• [Entries supplied]:
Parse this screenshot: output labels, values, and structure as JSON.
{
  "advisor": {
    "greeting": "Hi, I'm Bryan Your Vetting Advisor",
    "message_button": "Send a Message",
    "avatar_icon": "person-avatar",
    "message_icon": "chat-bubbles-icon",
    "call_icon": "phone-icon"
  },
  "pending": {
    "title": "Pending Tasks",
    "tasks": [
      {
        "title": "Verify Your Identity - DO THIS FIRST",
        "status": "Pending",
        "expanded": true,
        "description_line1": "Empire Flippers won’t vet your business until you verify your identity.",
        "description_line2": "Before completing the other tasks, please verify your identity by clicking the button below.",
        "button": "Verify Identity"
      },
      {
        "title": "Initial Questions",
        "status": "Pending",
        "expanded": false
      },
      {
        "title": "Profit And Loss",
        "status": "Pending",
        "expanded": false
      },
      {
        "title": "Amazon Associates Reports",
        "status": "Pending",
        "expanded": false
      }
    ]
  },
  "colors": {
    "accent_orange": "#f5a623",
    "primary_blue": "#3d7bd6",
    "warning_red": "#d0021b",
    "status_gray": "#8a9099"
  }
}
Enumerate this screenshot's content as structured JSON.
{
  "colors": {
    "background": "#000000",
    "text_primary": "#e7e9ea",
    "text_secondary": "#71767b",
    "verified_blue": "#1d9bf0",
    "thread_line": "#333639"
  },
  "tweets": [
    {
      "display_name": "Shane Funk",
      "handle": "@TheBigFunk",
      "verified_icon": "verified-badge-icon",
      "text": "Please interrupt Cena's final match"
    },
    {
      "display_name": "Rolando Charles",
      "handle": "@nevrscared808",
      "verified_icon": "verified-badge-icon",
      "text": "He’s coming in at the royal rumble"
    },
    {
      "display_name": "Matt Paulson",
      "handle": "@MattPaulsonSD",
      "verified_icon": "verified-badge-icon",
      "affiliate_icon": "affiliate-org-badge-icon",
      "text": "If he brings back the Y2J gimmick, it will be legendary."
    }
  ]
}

• [Job]: From the line containing "Enumerate this screenshot's" down to the final line of the data, write out every line exactly; both the first and last of these belong in your answer, and nothing else does.

• [Output of the exercise]:
Enumerate this screenshot's content as structured JSON.
{
  "colors": {
    "background": "#000000",
    "text_primary": "#e7e9ea",
    "text_secondary": "#71767b",
    "verified_blue": "#1d9bf0",
    "thread_line": "#333639"
  },
  "tweets": [
    {
      "display_name": "Shane Funk",
      "handle": "@TheBigFunk",
      "verified_icon": "verified-badge-icon",
      "text": "Please interrupt Cena's final match"
    },
    {
      "display_name": "Rolando Charles",
      "handle": "@nevrscared808",
      "verified_icon": "verified-badge-icon",
      "text": "He’s coming in at the royal rumble"
    },
    {
      "display_name": "Matt Paulson",
      "handle": "@MattPaulsonSD",
      "verified_icon": "verified-badge-icon",
      "affiliate_icon": "affiliate-org-badge-icon",
      "text": "If he brings back the Y2J gimmick, it will be legendary."
    }
  ]
}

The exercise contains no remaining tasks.